__AUSZUG ZUM LESEN__.

+ + + +

Bei Siemens ist man weiter zuversichtlich: Dr. Giesela Fuchs, Leiterin des Geschäftsgebietes Public Sector bei Siemens IT Solutions and Services, teilte auf Anfrage mit: „Beim Projekt Herkules läuft alles nach Plan. Wir haben bisher alle Meilensteine eingehalten, etwa die Übernahme der Betriebsvereinbarung und des Bundeswehrpersonals.“ Und weiter „ Weil in einigen Bereichen deutlich mehr Computer und Geräte gebraucht werden als ursprünglich vorgesehen, kommt es hier zu Anpassungen. Für uns ist es aber kein Problem, diese Herausforderungen zu managen.“
Der erste Bericht des Ministeriums „über die begleitende Evaluierung der Zielerreichung und der Wirtschaftlichkeit des Kooperationsprojektes Herkules“ spricht teilweise eine andere Sprache. Er umfasst den Zeitraum vom 28. Dezember 2006 bis zum 31. Dezember 2008. Zum Stichtag Silvester 2008 waren demnach 66 von 67 der gemäß Planung von der BWI IT zu liefernden Konzepte beziehungsweise Teilkonzepte vorgelegt.

+ + + +

[Datenelemente]

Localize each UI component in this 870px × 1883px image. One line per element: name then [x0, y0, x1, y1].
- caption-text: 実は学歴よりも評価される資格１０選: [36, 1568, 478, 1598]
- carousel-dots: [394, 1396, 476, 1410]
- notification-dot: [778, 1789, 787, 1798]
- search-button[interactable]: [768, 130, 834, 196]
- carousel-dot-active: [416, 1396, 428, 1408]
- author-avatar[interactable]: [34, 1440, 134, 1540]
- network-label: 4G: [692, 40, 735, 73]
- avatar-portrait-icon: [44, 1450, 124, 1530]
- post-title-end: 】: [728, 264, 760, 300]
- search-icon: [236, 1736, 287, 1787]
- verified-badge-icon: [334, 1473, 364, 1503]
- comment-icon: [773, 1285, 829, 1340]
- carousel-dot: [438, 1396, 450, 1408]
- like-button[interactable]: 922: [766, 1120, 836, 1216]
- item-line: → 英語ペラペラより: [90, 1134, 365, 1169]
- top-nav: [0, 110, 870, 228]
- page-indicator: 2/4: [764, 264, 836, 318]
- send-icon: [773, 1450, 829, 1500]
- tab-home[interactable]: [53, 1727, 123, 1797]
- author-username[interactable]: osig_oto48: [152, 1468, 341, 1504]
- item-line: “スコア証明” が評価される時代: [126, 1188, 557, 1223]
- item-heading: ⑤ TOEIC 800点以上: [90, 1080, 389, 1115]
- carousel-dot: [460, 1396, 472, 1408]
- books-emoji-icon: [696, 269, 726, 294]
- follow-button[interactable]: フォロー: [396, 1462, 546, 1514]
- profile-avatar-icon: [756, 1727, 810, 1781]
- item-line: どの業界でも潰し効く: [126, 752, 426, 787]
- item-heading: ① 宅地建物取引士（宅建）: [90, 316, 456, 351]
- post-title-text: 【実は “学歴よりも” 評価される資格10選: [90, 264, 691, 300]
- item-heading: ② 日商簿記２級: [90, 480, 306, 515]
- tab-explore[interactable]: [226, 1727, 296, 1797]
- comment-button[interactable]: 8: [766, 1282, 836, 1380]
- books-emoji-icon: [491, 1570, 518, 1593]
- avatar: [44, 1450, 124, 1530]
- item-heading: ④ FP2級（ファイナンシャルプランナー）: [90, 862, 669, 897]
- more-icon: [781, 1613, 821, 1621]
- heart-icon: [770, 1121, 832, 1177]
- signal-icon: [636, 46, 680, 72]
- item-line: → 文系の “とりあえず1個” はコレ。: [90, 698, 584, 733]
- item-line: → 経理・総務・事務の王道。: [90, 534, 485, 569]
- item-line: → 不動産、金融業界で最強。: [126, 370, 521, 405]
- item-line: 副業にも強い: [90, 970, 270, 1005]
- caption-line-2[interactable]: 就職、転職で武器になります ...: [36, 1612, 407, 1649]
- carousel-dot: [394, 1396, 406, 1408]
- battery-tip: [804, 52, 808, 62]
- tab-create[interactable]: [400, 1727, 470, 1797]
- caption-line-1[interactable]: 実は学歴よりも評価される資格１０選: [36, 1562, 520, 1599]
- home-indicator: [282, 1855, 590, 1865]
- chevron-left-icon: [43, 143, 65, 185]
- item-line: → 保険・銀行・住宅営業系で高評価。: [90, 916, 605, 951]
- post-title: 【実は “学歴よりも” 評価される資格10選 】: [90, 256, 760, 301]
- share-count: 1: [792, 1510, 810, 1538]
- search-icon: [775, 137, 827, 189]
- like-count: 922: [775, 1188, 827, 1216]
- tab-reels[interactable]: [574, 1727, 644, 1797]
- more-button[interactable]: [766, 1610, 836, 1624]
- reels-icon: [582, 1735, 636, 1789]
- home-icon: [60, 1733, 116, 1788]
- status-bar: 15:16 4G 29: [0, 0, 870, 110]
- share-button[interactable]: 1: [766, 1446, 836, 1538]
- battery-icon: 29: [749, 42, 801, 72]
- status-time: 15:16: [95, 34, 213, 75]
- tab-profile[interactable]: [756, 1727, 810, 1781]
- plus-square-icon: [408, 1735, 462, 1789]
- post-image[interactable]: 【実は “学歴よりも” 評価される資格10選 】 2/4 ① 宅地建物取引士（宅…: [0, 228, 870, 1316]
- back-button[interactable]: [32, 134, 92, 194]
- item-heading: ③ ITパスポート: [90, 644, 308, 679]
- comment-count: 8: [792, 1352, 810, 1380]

+ + + +

__AUFGABEN__.
1/ In wie vielen Zeilen kommt die Zeichenfolge „like“ vor? Zähle sie und gib nur die Zahl an.
2/ Greif den Text über das Projekt Herkules auf und schreib ihn nach seinem letzten Satz weiter.
Die Zeilen stehen in keinem Zusammenhang mit dem Text über das Projekt Herkules.

__ERGEBNISSE JE AUFGABE__.
1/ 2

2/
Problem allerdings hierbei: Nur 21 und damit rund 32 Prozent waren bis dato durch den Auftraggeber genehmigt worden. „Die niedrige Quote der genehmigten Konzepte führte in einigen Bereichen zu erhöhtem Planungs- und Koordinierungsaufwand (z. B. für betriebsnotwendige Interimslösungen) für die BWI IT, aber insbesondere für die Bundeswehr“, heißt es in dem Bericht. Das Risiko für das Gesamtprojekt werde aber „derzeit als noch beherrschbar eingestuft“, heißt es weiter.
Verstärkten Verhandlungs- und Abstimmungsbedarf gab es auch beim Auf- und Ausbau des Liegenschaftsnetzes im Rahmen der Integrationsphase bis zum Jahr 2010. Denn hier stellte das BWI IT deutlich höhere Kosten fest. Die Budget-Obergrenze liegt ursprünglich bei 205 Millionen Euro. Zitat im Bericht: Es sei bereits jetzt „sicher, dass ein erheblicher Mehraufwand nicht zu vermeiden ist“.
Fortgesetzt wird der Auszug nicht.